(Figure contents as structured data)
============

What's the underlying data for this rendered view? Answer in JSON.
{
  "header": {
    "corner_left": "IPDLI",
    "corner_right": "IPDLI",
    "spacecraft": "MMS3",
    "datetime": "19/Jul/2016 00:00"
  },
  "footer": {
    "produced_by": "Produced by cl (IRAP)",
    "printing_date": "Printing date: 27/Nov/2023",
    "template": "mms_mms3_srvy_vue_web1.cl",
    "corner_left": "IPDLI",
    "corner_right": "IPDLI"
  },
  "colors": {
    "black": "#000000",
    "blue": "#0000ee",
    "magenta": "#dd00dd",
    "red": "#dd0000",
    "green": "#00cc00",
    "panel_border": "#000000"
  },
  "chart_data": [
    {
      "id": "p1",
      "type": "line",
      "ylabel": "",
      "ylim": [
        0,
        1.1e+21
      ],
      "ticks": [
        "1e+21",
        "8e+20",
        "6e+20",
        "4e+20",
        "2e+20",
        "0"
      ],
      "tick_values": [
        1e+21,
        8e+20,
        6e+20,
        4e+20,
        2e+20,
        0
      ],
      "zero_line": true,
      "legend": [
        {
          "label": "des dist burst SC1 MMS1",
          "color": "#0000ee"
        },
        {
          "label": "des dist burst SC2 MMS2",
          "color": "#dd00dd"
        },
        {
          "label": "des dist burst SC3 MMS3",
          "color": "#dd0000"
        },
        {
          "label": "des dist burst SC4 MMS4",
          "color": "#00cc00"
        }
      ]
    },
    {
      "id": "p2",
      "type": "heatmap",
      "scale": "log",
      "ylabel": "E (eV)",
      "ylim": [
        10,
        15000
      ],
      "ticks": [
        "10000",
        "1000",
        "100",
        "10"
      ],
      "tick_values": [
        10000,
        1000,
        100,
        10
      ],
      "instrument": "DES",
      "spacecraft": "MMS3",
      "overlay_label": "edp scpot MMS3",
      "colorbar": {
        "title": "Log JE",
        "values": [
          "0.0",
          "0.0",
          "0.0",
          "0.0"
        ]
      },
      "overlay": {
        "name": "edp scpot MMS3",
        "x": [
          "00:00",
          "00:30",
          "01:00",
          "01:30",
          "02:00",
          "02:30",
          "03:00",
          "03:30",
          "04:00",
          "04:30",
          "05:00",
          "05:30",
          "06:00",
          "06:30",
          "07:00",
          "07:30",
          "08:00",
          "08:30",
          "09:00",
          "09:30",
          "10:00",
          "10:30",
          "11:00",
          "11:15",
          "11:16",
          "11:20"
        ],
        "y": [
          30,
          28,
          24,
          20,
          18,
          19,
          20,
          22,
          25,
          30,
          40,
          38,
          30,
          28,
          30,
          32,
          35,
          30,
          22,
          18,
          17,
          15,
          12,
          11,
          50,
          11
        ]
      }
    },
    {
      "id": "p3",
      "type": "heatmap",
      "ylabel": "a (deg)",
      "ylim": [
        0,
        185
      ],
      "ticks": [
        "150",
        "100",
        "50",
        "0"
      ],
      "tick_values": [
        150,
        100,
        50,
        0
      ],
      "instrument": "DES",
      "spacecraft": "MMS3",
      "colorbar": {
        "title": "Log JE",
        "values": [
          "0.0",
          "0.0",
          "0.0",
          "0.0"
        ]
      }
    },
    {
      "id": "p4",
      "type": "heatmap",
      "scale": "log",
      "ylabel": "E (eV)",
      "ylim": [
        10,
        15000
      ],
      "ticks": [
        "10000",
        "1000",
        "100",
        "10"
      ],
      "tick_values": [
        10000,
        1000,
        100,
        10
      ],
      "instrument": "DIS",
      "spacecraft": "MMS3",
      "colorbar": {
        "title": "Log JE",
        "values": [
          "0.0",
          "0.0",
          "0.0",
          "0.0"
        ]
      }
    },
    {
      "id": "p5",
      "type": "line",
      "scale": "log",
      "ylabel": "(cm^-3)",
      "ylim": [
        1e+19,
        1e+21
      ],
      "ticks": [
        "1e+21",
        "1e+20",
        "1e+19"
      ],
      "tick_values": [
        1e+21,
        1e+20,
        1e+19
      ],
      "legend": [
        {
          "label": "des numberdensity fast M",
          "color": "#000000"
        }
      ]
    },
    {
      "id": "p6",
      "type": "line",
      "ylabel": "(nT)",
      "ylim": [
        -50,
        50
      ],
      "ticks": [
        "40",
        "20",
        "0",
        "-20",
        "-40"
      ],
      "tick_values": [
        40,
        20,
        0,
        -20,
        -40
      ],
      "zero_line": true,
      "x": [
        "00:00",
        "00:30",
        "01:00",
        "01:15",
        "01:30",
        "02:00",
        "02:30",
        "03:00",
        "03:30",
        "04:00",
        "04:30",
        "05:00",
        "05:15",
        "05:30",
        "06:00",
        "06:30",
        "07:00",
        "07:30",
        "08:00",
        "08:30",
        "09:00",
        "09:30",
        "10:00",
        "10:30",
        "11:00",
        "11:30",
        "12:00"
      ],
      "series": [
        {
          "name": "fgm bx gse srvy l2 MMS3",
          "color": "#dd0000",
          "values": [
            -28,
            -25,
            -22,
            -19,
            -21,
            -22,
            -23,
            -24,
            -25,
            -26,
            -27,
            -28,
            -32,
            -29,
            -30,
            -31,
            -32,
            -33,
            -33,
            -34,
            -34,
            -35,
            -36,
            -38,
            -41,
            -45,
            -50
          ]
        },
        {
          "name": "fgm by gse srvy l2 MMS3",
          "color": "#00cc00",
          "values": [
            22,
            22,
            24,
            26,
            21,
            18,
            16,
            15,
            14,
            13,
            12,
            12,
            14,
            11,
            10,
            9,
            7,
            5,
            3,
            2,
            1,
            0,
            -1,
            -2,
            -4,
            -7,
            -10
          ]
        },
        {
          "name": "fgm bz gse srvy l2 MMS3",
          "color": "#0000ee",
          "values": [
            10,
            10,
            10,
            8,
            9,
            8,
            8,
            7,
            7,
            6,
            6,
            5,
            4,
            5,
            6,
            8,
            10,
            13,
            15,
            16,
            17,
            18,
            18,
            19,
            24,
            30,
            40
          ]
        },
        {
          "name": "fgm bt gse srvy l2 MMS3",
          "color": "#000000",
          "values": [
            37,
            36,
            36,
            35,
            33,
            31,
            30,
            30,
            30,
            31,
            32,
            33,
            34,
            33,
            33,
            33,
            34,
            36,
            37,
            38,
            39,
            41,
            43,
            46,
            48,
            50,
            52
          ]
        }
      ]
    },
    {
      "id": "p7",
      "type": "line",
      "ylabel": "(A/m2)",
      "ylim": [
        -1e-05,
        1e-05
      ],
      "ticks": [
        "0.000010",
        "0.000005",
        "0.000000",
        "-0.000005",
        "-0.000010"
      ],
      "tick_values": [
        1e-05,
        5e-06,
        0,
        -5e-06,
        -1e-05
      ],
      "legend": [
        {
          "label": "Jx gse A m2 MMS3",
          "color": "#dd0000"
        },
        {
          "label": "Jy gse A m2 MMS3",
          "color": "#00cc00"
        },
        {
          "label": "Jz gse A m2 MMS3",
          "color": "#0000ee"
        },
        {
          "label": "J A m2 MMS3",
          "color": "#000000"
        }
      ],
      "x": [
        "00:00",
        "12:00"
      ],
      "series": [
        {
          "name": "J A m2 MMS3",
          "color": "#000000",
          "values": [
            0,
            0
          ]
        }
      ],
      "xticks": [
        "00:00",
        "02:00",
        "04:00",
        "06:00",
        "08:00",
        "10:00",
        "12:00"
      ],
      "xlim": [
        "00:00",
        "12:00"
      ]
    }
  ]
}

============

### What this task involves
Copy out the data shown above without altering anything.

### Written response
What's the underlying data for this rendered view? Answer in JSON.
{
  "header": {
    "corner_left": "IPDLI",
    "corner_right": "IPDLI",
    "spacecraft": "MMS3",
    "datetime": "19/Jul/2016 00:00"
  },
  "footer": {
    "produced_by": "Produced by cl (IRAP)",
    "printing_date": "Printing date: 27/Nov/2023",
    "template": "mms_mms3_srvy_vue_web1.cl",
    "corner_left": "IPDLI",
    "corner_right": "IPDLI"
  },
  "colors": {
    "black": "#000000",
    "blue": "#0000ee",
    "magenta": "#dd00dd",
    "red": "#dd0000",
    "green": "#00cc00",
    "panel_border": "#000000"
  },
  "chart_data": [
    {
      "id": "p1",
      "type": "line",
      "ylabel": "",
      "ylim": [
        0,
        1.1e+21
      ],
      "ticks": [
        "1e+21",
        "8e+20",
        "6e+20",
        "4e+20",
        "2e+20",
        "0"
      ],
      "tick_values": [
        1e+21,
        8e+20,
        6e+20,
        4e+20,
        2e+20,
        0
      ],
      "zero_line": true,
      "legend": [
        {
          "label": "des dist burst SC1 MMS1",
          "color": "#0000ee"
        },
        {
          "label": "des dist burst SC2 MMS2",
          "color": "#dd00dd"
        },
        {
          "label": "des dist burst SC3 MMS3",
          "color": "#dd0000"
        },
        {
          "label": "des dist burst SC4 MMS4",
          "color": "#00cc00"
        }
      ]
    },
    {
      "id": "p2",
      "type": "heatmap",
      "scale": "log",
      "ylabel": "E (eV)",
      "ylim": [
        10,
        15000
      ],
      "ticks": [
        "10000",
        "1000",
        "100",
        "10"
      ],
      "tick_values": [
        10000,
        1000,
        100,
        10
      ],
      "instrument": "DES",
      "spacecraft": "MMS3",
      "overlay_label": "edp scpot MMS3",
      "colorbar": {
        "title": "Log JE",
        "values": [
          "0.0",
          "0.0",
          "0.0",
          "0.0"
        ]
      },
      "overlay": {
        "name": "edp scpot MMS3",
        "x": [
          "00:00",
          "00:30",
          "01:00",
          "01:30",
          "02:00",
          "02:30",
          "03:00",
          "03:30",
          "04:00",
          "04:30",
          "05:00",
          "05:30",
          "06:00",
          "06:30",
          "07:00",
          "07:30",
          "08:00",
          "08:30",
          "09:00",
          "09:30",
          "10:00",
          "10:30",
          "11:00",
          "11:15",
          "11:16",
          "11:20"
        ],
        "y": [
          30,
          28,
          24,
          20,
          18,
          19,
          20,
          22,
          25,
          30,
          40,
          38,
          30,
          28,
          30,
          32,
          35,
          30,
          22,
          18,
          17,
          15,
          12,
          11,
          50,
          11
        ]
      }
    },
    {
      "id": "p3",
      "type": "heatmap",
      "ylabel": "a (deg)",
      "ylim": [
        0,
        185
      ],
      "ticks": [
        "150",
        "100",
        "50",
        "0"
      ],
      "tick_values": [
        150,
        100,
        50,
        0
      ],
      "instrument": "DES",
      "spacecraft": "MMS3",
      "colorbar": {
        "title": "Log JE",
        "values": [
          "0.0",
          "0.0",
          "0.0",
          "0.0"
        ]
      }
    },
    {
      "id": "p4",
      "type": "heatmap",
      "scale": "log",
      "ylabel": "E (eV)",
      "ylim": [
        10,
        15000
      ],
      "ticks": [
        "10000",
        "1000",
        "100",
        "10"
      ],
      "tick_values": [
        10000,
        1000,
        100,
        10
      ],
      "instrument": "DIS",
      "spacecraft": "MMS3",
      "colorbar": {
        "title": "Log JE",
        "values": [
          "0.0",
          "0.0",
          "0.0",
          "0.0"
        ]
      }
    },
    {
      "id": "p5",
      "type": "line",
      "scale": "log",
      "ylabel": "(cm^-3)",
      "ylim": [
        1e+19,
        1e+21
      ],
      "ticks": [
        "1e+21",
        "1e+20",
        "1e+19"
      ],
      "tick_values": [
        1e+21,
        1e+20,
        1e+19
      ],
      "legend": [
        {
          "label": "des numberdensity fast M",
          "color": "#000000"
        }
      ]
    },
    {
      "id": "p6",
      "type": "line",
      "ylabel": "(nT)",
      "ylim": [
        -50,
        50
      ],
      "ticks": [
        "40",
        "20",
        "0",
        "-20",
        "-40"
      ],
      "tick_values": [
        40,
        20,
        0,
        -20,
        -40
      ],
      "zero_line": true,
      "x": [
        "00:00",
        "00:30",
        "01:00",
        "01:15",
        "01:30",
        "02:00",
        "02:30",
        "03:00",
        "03:30",
        "04:00",
        "04:30",
        "05:00",
        "05:15",
        "05:30",
        "06:00",
        "06:30",
        "07:00",
        "07:30",
        "08:00",
        "08:30",
        "09:00",
        "09:30",
        "10:00",
        "10:30",
        "11:00",
        "11:30",
        "12:00"
      ],
      "series": [
        {
          "name": "fgm bx gse srvy l2 MMS3",
          "color": "#dd0000",
          "values": [
            -28,
            -25,
            -22,
            -19,
            -21,
            -22,
            -23,
            -24,
            -25,
            -26,
            -27,
            -28,
            -32,
            -29,
            -30,
            -31,
            -32,
            -33,
            -33,
            -34,
            -34,
            -35,
            -36,
            -38,
            -41,
            -45,
            -50
          ]
        },
        {
          "name": "fgm by gse srvy l2 MMS3",
          "color": "#00cc00",
          "values": [
            22,
            22,
            24,
            26,
            21,
            18,
            16,
            15,
            14,
            13,
            12,
            12,
            14,
            11,
            10,
            9,
            7,
            5,
            3,
            2,
            1,
            0,
            -1,
            -2,
            -4,
            -7,
            -10
          ]
        },
        {
          "name": "fgm bz gse srvy l2 MMS3",
          "color": "#0000ee",
          "values": [
            10,
            10,
            10,
            8,
            9,
            8,
            8,
            7,
            7,
            6,
            6,
            5,
            4,
            5,
            6,
            8,
            10,
            13,
            15,
            16,
            17,
            18,
            18,
            19,
            24,
            30,
            40
          ]
        },
        {
          "name": "fgm bt gse srvy l2 MMS3",
          "color": "#000000",
          "values": [
            37,
            36,
            36,
            35,
            33,
            31,
            30,
            30,
            30,
            31,
            32,
            33,
            34,
            33,
            33,
            33,
            34,
            36,
            37,
            38,
            39,
            41,
            43,
            46,
            48,
            50,
            52
          ]
        }
      ]
    },
    {
      "id": "p7",
      "type": "line",
      "ylabel": "(A/m2)",
      "ylim": [
        -1e-05,
        1e-05
      ],
      "ticks": [
        "0.000010",
        "0.000005",
        "0.000000",
        "-0.000005",
        "-0.000010"
      ],
      "tick_values": [
        1e-05,
        5e-06,
        0,
        -5e-06,
        -1e-05
      ],
      "legend": [
        {
          "label": "Jx gse A m2 MMS3",
          "color": "#dd0000"
        },
        {
          "label": "Jy gse A m2 MMS3",
          "color": "#00cc00"
        },
        {
          "label": "Jz gse A m2 MMS3",
          "color": "#0000ee"
        },
        {
          "label": "J A m2 MMS3",
          "color": "#000000"
        }
      ],
      "x": [
        "00:00",
        "12:00"
      ],
      "series": [
        {
          "name": "J A m2 MMS3",
          "color": "#000000",
          "values": [
            0,
            0
          ]
        }
      ],
      "xticks": [
        "00:00",
        "02:00",
        "04:00",
        "06:00",
        "08:00",
        "10:00",
        "12:00"
      ],
      "xlim": [
        "00:00",
        "12:00"
      ]
    }
  ]
}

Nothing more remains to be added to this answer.